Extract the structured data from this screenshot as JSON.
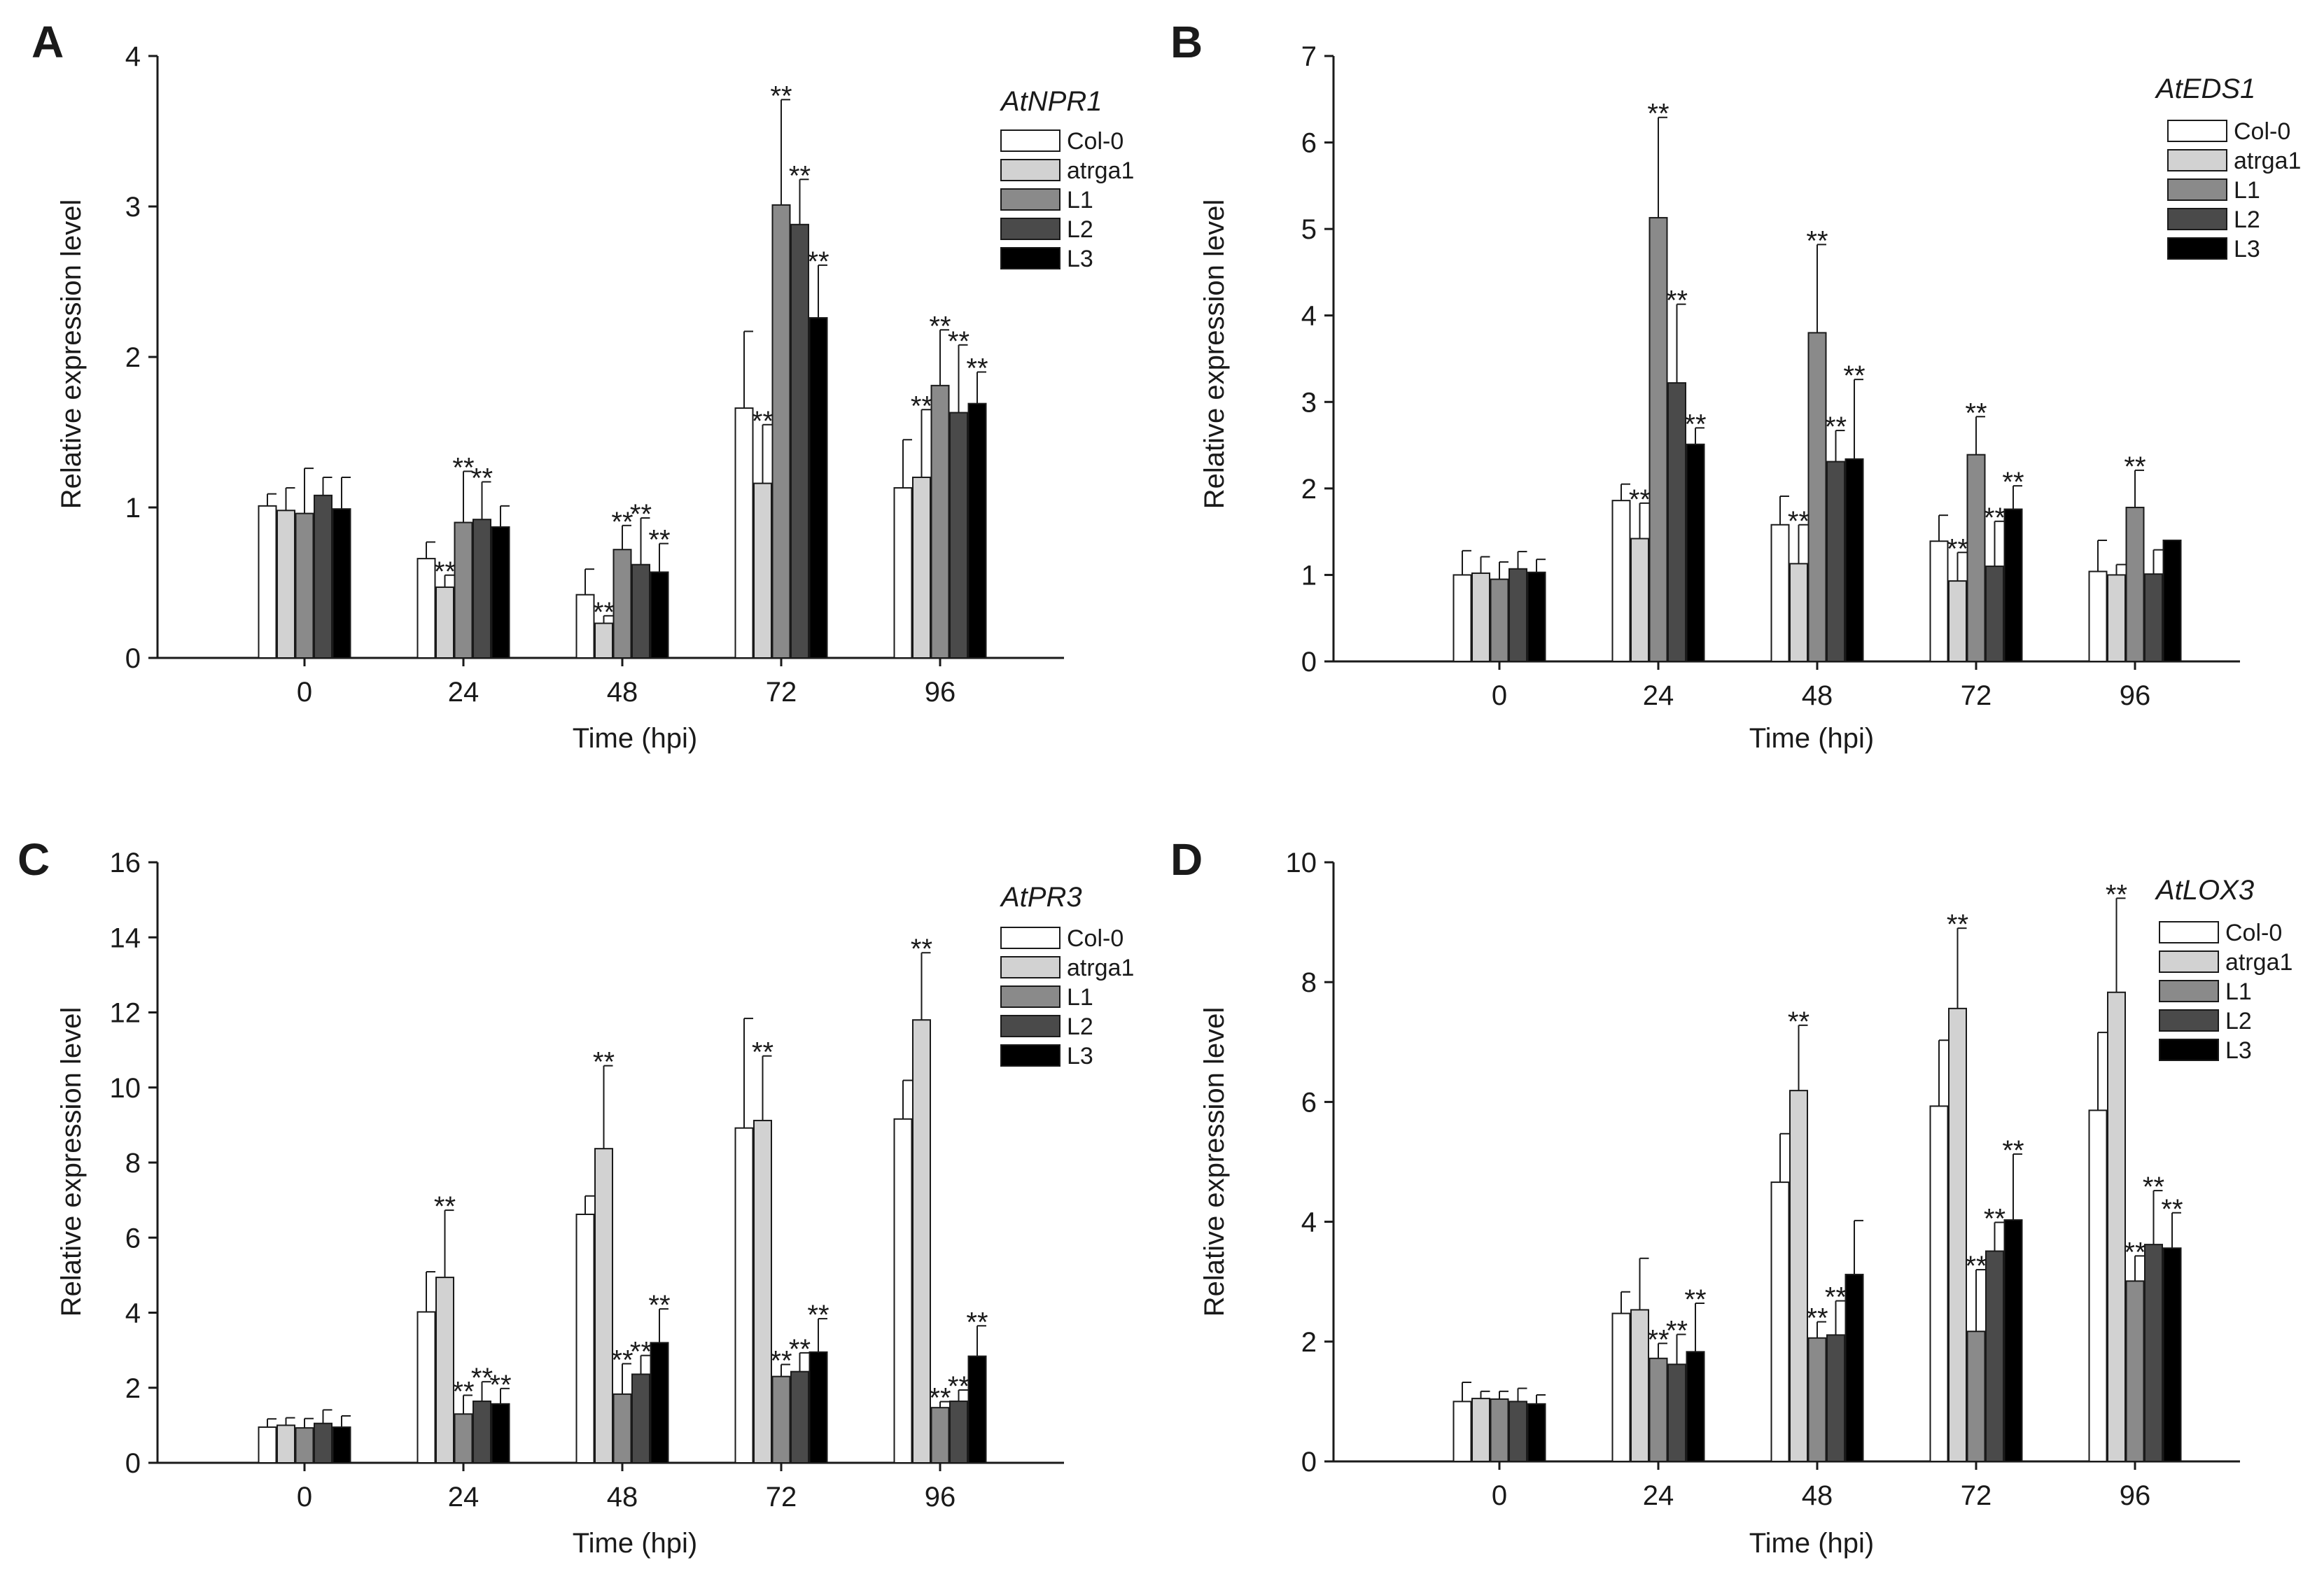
{
  "figure": {
    "legend_series": [
      "Col-0",
      "atrga1",
      "L1",
      "L2",
      "L3"
    ],
    "series_colors": [
      "#ffffff",
      "#d2d2d2",
      "#8a8a8a",
      "#4a4a4a",
      "#000000"
    ],
    "axis_color": "#1a1a1a"
  },
  "chart_data": [
    {
      "type": "bar",
      "panel": "A",
      "gene": "AtNPR1",
      "xlabel": "Time (hpi)",
      "ylabel": "Relative expression level",
      "categories": [
        "0",
        "24",
        "48",
        "72",
        "96"
      ],
      "ylim": [
        0,
        4
      ],
      "yticks": [
        "0",
        "1",
        "2",
        "3",
        "4"
      ],
      "legend_position": "top-right",
      "series": [
        {
          "name": "Col-0",
          "values": [
            1.01,
            0.66,
            0.42,
            1.66,
            1.13
          ],
          "errors": [
            0.08,
            0.11,
            0.17,
            0.51,
            0.32
          ]
        },
        {
          "name": "atrga1",
          "values": [
            0.98,
            0.47,
            0.23,
            1.16,
            1.2
          ],
          "errors": [
            0.15,
            0.08,
            0.05,
            0.39,
            0.45
          ]
        },
        {
          "name": "L1",
          "values": [
            0.96,
            0.9,
            0.72,
            3.01,
            1.81
          ],
          "errors": [
            0.3,
            0.34,
            0.16,
            0.7,
            0.37
          ]
        },
        {
          "name": "L2",
          "values": [
            1.08,
            0.92,
            0.62,
            2.88,
            1.63
          ],
          "errors": [
            0.12,
            0.25,
            0.31,
            0.3,
            0.45
          ]
        },
        {
          "name": "L3",
          "values": [
            0.99,
            0.87,
            0.57,
            2.26,
            1.69
          ],
          "errors": [
            0.21,
            0.14,
            0.19,
            0.35,
            0.21
          ]
        }
      ],
      "significance": [
        [
          "",
          "",
          "",
          "",
          ""
        ],
        [
          "",
          "**",
          "**",
          "**",
          "**"
        ],
        [
          "",
          "**",
          "**",
          "**",
          "**"
        ],
        [
          "",
          "**",
          "**",
          "**",
          "**"
        ],
        [
          "",
          "",
          "**",
          "**",
          "**"
        ]
      ]
    },
    {
      "type": "bar",
      "panel": "B",
      "gene": "AtEDS1",
      "xlabel": "Time (hpi)",
      "ylabel": "Relative expression level",
      "categories": [
        "0",
        "24",
        "48",
        "72",
        "96"
      ],
      "ylim": [
        0,
        7
      ],
      "yticks": [
        "0",
        "1",
        "2",
        "3",
        "4",
        "5",
        "6",
        "7"
      ],
      "legend_position": "top-right",
      "series": [
        {
          "name": "Col-0",
          "values": [
            1.0,
            1.86,
            1.58,
            1.39,
            1.04
          ],
          "errors": [
            0.28,
            0.19,
            0.33,
            0.3,
            0.36
          ]
        },
        {
          "name": "atrga1",
          "values": [
            1.02,
            1.42,
            1.13,
            0.93,
            1.0
          ],
          "errors": [
            0.19,
            0.41,
            0.45,
            0.33,
            0.12
          ]
        },
        {
          "name": "L1",
          "values": [
            0.95,
            5.13,
            3.8,
            2.39,
            1.78
          ],
          "errors": [
            0.2,
            1.16,
            1.02,
            0.44,
            0.43
          ]
        },
        {
          "name": "L2",
          "values": [
            1.07,
            3.22,
            2.31,
            1.1,
            1.01
          ],
          "errors": [
            0.2,
            0.91,
            0.36,
            0.52,
            0.28
          ]
        },
        {
          "name": "L3",
          "values": [
            1.03,
            2.51,
            2.34,
            1.76,
            1.4
          ],
          "errors": [
            0.15,
            0.19,
            0.92,
            0.27,
            0.0
          ]
        }
      ],
      "significance": [
        [
          "",
          "",
          "",
          "",
          ""
        ],
        [
          "",
          "**",
          "**",
          "**",
          ""
        ],
        [
          "",
          "**",
          "**",
          "**",
          "**"
        ],
        [
          "",
          "**",
          "**",
          "**",
          ""
        ],
        [
          "",
          "**",
          "**",
          "**",
          ""
        ]
      ]
    },
    {
      "type": "bar",
      "panel": "C",
      "gene": "AtPR3",
      "xlabel": "Time (hpi)",
      "ylabel": "Relative expression level",
      "categories": [
        "0",
        "24",
        "48",
        "72",
        "96"
      ],
      "ylim": [
        0,
        16
      ],
      "yticks": [
        "0",
        "2",
        "4",
        "6",
        "8",
        "10",
        "12",
        "14",
        "16"
      ],
      "legend_position": "top-right",
      "series": [
        {
          "name": "Col-0",
          "values": [
            0.95,
            4.02,
            6.62,
            8.92,
            9.16
          ],
          "errors": [
            0.22,
            1.07,
            0.49,
            2.92,
            1.03
          ]
        },
        {
          "name": "atrga1",
          "values": [
            1.0,
            4.94,
            8.37,
            9.12,
            11.8
          ],
          "errors": [
            0.2,
            1.79,
            2.21,
            1.72,
            1.79
          ]
        },
        {
          "name": "L1",
          "values": [
            0.93,
            1.3,
            1.83,
            2.3,
            1.47
          ],
          "errors": [
            0.25,
            0.5,
            0.81,
            0.32,
            0.16
          ]
        },
        {
          "name": "L2",
          "values": [
            1.05,
            1.64,
            2.36,
            2.43,
            1.64
          ],
          "errors": [
            0.36,
            0.52,
            0.5,
            0.5,
            0.3
          ]
        },
        {
          "name": "L3",
          "values": [
            0.95,
            1.57,
            3.2,
            2.95,
            2.84
          ],
          "errors": [
            0.3,
            0.41,
            0.9,
            0.89,
            0.81
          ]
        }
      ],
      "significance": [
        [
          "",
          "",
          "",
          "",
          ""
        ],
        [
          "",
          "**",
          "**",
          "**",
          "**"
        ],
        [
          "",
          "**",
          "**",
          "**",
          "**"
        ],
        [
          "",
          "**",
          "**",
          "**",
          "**"
        ],
        [
          "",
          "**",
          "**",
          "**",
          "**"
        ]
      ]
    },
    {
      "type": "bar",
      "panel": "D",
      "gene": "AtLOX3",
      "xlabel": "Time (hpi)",
      "ylabel": "Relative expression level",
      "categories": [
        "0",
        "24",
        "48",
        "72",
        "96"
      ],
      "ylim": [
        0,
        10
      ],
      "yticks": [
        "0",
        "2",
        "4",
        "6",
        "8",
        "10"
      ],
      "legend_position": "top-right",
      "series": [
        {
          "name": "Col-0",
          "values": [
            1.0,
            2.47,
            4.66,
            5.93,
            5.86
          ],
          "errors": [
            0.32,
            0.36,
            0.81,
            1.1,
            1.3
          ]
        },
        {
          "name": "atrga1",
          "values": [
            1.05,
            2.53,
            6.19,
            7.56,
            7.83
          ],
          "errors": [
            0.12,
            0.86,
            1.09,
            1.34,
            1.57
          ]
        },
        {
          "name": "L1",
          "values": [
            1.04,
            1.72,
            2.06,
            2.17,
            3.01
          ],
          "errors": [
            0.13,
            0.25,
            0.27,
            1.03,
            0.42
          ]
        },
        {
          "name": "L2",
          "values": [
            1.0,
            1.62,
            2.11,
            3.51,
            3.62
          ],
          "errors": [
            0.22,
            0.5,
            0.57,
            0.48,
            0.9
          ]
        },
        {
          "name": "L3",
          "values": [
            0.96,
            1.83,
            3.12,
            4.03,
            3.56
          ],
          "errors": [
            0.15,
            0.81,
            0.9,
            1.1,
            0.59
          ]
        }
      ],
      "significance": [
        [
          "",
          "",
          "",
          "",
          ""
        ],
        [
          "",
          "",
          "**",
          "**",
          "**"
        ],
        [
          "",
          "**",
          "**",
          "**",
          "**"
        ],
        [
          "",
          "**",
          "**",
          "**",
          "**"
        ],
        [
          "",
          "**",
          "",
          "**",
          "**"
        ]
      ]
    }
  ]
}
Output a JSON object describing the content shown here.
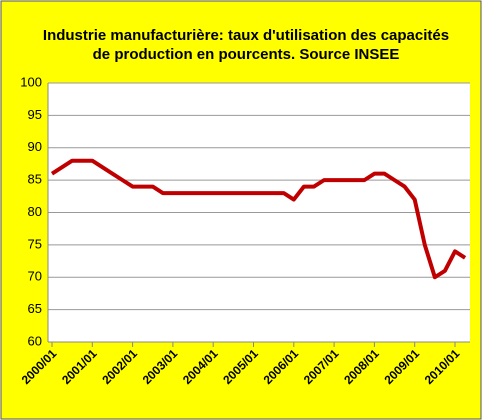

◆ ◆ ◆

■ **Given problem**:
Which lines of the data above contain "gene"? Copy each one.

■ **Expected answer**:
      "gene": "AtNPR1",
      "gene": "AtEDS1",
      "gene": "AtPR3",
      "gene": "AtLOX3",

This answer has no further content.